THE TASK —
Repeat, line for line, the entries printed below.

RECORDS SHOWN —
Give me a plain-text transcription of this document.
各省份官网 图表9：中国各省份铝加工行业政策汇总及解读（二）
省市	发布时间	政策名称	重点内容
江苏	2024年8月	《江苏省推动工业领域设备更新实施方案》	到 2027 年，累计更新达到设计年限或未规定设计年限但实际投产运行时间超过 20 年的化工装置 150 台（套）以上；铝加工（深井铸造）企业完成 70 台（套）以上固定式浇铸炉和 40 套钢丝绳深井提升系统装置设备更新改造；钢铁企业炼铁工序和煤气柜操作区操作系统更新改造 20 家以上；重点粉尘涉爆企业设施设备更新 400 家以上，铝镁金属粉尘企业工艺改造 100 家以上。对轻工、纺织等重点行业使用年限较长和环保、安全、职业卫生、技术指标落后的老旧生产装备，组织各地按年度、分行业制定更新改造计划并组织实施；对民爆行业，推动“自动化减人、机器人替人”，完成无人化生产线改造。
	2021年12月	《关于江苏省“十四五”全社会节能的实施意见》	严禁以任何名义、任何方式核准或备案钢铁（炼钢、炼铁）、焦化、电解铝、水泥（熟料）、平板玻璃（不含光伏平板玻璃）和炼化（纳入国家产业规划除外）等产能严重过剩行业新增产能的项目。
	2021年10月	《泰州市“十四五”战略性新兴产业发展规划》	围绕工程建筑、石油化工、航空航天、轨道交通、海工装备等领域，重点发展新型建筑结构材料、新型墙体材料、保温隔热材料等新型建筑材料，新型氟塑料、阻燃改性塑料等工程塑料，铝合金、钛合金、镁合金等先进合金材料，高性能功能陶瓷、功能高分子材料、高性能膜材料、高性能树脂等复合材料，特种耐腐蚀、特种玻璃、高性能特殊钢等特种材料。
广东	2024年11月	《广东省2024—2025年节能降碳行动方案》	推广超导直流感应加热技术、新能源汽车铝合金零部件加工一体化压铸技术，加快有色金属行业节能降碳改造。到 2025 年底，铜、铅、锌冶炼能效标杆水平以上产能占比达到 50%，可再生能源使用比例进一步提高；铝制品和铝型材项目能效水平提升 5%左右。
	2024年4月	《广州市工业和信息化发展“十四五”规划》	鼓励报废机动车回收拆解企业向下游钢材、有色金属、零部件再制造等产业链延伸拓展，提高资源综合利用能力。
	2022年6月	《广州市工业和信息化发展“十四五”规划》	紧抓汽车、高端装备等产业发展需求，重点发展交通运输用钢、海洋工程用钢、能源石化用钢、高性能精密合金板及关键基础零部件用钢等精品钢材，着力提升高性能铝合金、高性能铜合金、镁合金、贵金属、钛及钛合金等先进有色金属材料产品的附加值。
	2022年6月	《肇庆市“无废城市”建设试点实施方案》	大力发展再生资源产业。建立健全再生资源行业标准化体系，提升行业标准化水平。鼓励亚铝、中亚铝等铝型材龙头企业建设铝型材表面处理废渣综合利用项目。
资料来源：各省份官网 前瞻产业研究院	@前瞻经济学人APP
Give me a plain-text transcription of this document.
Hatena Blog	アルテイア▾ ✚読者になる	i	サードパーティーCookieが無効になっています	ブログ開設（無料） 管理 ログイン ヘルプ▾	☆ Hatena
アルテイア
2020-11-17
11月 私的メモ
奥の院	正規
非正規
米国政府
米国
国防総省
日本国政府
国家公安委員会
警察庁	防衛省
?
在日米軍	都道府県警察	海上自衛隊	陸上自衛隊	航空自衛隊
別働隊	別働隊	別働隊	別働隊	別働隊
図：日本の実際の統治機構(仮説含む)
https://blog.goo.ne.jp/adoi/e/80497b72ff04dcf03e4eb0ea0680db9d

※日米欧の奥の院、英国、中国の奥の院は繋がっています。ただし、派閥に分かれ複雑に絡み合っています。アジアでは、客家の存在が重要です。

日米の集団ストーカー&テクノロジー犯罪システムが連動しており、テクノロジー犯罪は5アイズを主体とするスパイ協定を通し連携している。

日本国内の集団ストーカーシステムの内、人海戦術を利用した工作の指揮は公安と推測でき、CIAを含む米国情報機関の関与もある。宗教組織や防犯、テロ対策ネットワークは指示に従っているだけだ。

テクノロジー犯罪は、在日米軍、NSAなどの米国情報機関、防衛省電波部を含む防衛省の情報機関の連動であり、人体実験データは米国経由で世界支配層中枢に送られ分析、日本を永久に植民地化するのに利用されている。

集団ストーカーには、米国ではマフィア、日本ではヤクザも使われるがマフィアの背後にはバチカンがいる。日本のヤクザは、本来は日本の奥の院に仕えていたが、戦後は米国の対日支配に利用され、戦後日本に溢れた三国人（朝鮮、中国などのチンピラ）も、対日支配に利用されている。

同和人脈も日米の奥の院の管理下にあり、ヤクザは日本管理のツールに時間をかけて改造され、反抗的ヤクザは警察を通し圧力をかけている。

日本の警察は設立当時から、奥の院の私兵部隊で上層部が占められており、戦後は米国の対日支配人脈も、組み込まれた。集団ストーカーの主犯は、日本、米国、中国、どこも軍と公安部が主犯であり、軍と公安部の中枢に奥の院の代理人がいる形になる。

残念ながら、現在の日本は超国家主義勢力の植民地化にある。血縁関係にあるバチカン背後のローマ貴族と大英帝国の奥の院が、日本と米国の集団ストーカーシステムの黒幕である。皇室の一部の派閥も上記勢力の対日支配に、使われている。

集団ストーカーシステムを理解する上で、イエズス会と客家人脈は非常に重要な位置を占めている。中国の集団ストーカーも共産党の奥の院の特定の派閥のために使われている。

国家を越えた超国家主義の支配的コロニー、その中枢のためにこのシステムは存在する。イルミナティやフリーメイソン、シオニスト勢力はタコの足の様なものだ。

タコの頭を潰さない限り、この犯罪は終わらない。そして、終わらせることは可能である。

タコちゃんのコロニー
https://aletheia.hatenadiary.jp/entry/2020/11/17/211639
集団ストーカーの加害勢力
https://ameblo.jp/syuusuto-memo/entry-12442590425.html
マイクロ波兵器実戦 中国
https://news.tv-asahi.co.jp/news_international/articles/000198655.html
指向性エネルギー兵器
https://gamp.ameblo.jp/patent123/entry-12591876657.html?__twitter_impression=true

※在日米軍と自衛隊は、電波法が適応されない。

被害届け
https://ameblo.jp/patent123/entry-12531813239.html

SOLUTION TO THIS EXERCISE —
Give me a plain-text transcription of this document.
各省份官网 图表9：中国各省份铝加工行业政策汇总及解读（二）
省市	发布时间	政策名称	重点内容
江苏	2024年8月	《江苏省推动工业领域设备更新实施方案》	到 2027 年，累计更新达到设计年限或未规定设计年限但实际投产运行时间超过 20 年的化工装置 150 台（套）以上；铝加工（深井铸造）企业完成 70 台（套）以上固定式浇铸炉和 40 套钢丝绳深井提升系统装置设备更新改造；钢铁企业炼铁工序和煤气柜操作区操作系统更新改造 20 家以上；重点粉尘涉爆企业设施设备更新 400 家以上，铝镁金属粉尘企业工艺改造 100 家以上。对轻工、纺织等重点行业使用年限较长和环保、安全、职业卫生、技术指标落后的老旧生产装备，组织各地按年度、分行业制定更新改造计划并组织实施；对民爆行业，推动“自动化减人、机器人替人”，完成无人化生产线改造。
	2021年12月	《关于江苏省“十四五”全社会节能的实施意见》	严禁以任何名义、任何方式核准或备案钢铁（炼钢、炼铁）、焦化、电解铝、水泥（熟料）、平板玻璃（不含光伏平板玻璃）和炼化（纳入国家产业规划除外）等产能严重过剩行业新增产能的项目。
	2021年10月	《泰州市“十四五”战略性新兴产业发展规划》	围绕工程建筑、石油化工、航空航天、轨道交通、海工装备等领域，重点发展新型建筑结构材料、新型墙体材料、保温隔热材料等新型建筑材料，新型氟塑料、阻燃改性塑料等工程塑料，铝合金、钛合金、镁合金等先进合金材料，高性能功能陶瓷、功能高分子材料、高性能膜材料、高性能树脂等复合材料，特种耐腐蚀、特种玻璃、高性能特殊钢等特种材料。
广东	2024年11月	《广东省2024—2025年节能降碳行动方案》	推广超导直流感应加热技术、新能源汽车铝合金零部件加工一体化压铸技术，加快有色金属行业节能降碳改造。到 2025 年底，铜、铅、锌冶炼能效标杆水平以上产能占比达到 50%，可再生能源使用比例进一步提高；铝制品和铝型材项目能效水平提升 5%左右。
	2024年4月	《广州市工业和信息化发展“十四五”规划》	鼓励报废机动车回收拆解企业向下游钢材、有色金属、零部件再制造等产业链延伸拓展，提高资源综合利用能力。
	2022年6月	《广州市工业和信息化发展“十四五”规划》	紧抓汽车、高端装备等产业发展需求，重点发展交通运输用钢、海洋工程用钢、能源石化用钢、高性能精密合金板及关键基础零部件用钢等精品钢材，着力提升高性能铝合金、高性能铜合金、镁合金、贵金属、钛及钛合金等先进有色金属材料产品的附加值。
	2022年6月	《肇庆市“无废城市”建设试点实施方案》	大力发展再生资源产业。建立健全再生资源行业标准化体系，提升行业标准化水平。鼓励亚铝、中亚铝等铝型材龙头企业建设铝型材表面处理废渣综合利用项目。
资料来源：各省份官网 前瞻产业研究院	@前瞻经济学人APP
Give me a plain-text transcription of this document.
Hatena Blog	アルテイア▾ ✚読者になる	i	サードパーティーCookieが無効になっています	ブログ開設（無料） 管理 ログイン ヘルプ▾	☆ Hatena
アルテイア
2020-11-17
11月 私的メモ
奥の院	正規
非正規
米国政府
米国
国防総省
日本国政府
国家公安委員会
警察庁	防衛省
?
在日米軍	都道府県警察	海上自衛隊	陸上自衛隊	航空自衛隊
別働隊	別働隊	別働隊	別働隊	別働隊
図：日本の実際の統治機構(仮説含む)
https://blog.goo.ne.jp/adoi/e/80497b72ff04dcf03e4eb0ea0680db9d

※日米欧の奥の院、英国、中国の奥の院は繋がっています。ただし、派閥に分かれ複雑に絡み合っています。アジアでは、客家の存在が重要です。

日米の集団ストーカー&テクノロジー犯罪システムが連動しており、テクノロジー犯罪は5アイズを主体とするスパイ協定を通し連携している。

日本国内の集団ストーカーシステムの内、人海戦術を利用した工作の指揮は公安と推測でき、CIAを含む米国情報機関の関与もある。宗教組織や防犯、テロ対策ネットワークは指示に従っているだけだ。

テクノロジー犯罪は、在日米軍、NSAなどの米国情報機関、防衛省電波部を含む防衛省の情報機関の連動であり、人体実験データは米国経由で世界支配層中枢に送られ分析、日本を永久に植民地化するのに利用されている。

集団ストーカーには、米国ではマフィア、日本ではヤクザも使われるがマフィアの背後にはバチカンがいる。日本のヤクザは、本来は日本の奥の院に仕えていたが、戦後は米国の対日支配に利用され、戦後日本に溢れた三国人（朝鮮、中国などのチンピラ）も、対日支配に利用されている。

同和人脈も日米の奥の院の管理下にあり、ヤクザは日本管理のツールに時間をかけて改造され、反抗的ヤクザは警察を通し圧力をかけている。

日本の警察は設立当時から、奥の院の私兵部隊で上層部が占められており、戦後は米国の対日支配人脈も、組み込まれた。集団ストーカーの主犯は、日本、米国、中国、どこも軍と公安部が主犯であり、軍と公安部の中枢に奥の院の代理人がいる形になる。

残念ながら、現在の日本は超国家主義勢力の植民地化にある。血縁関係にあるバチカン背後のローマ貴族と大英帝国の奥の院が、日本と米国の集団ストーカーシステムの黒幕である。皇室の一部の派閥も上記勢力の対日支配に、使われている。

集団ストーカーシステムを理解する上で、イエズス会と客家人脈は非常に重要な位置を占めている。中国の集団ストーカーも共産党の奥の院の特定の派閥のために使われている。

国家を越えた超国家主義の支配的コロニー、その中枢のためにこのシステムは存在する。イルミナティやフリーメイソン、シオニスト勢力はタコの足の様なものだ。

タコの頭を潰さない限り、この犯罪は終わらない。そして、終わらせることは可能である。

タコちゃんのコロニー
https://aletheia.hatenadiary.jp/entry/2020/11/17/211639
集団ストーカーの加害勢力
https://ameblo.jp/syuusuto-memo/entry-12442590425.html
マイクロ波兵器実戦 中国
https://news.tv-asahi.co.jp/news_international/articles/000198655.html
指向性エネルギー兵器
https://gamp.ameblo.jp/patent123/entry-12591876657.html?__twitter_impression=true

※在日米軍と自衛隊は、電波法が適応されない。

被害届け
https://ameblo.jp/patent123/entry-12531813239.html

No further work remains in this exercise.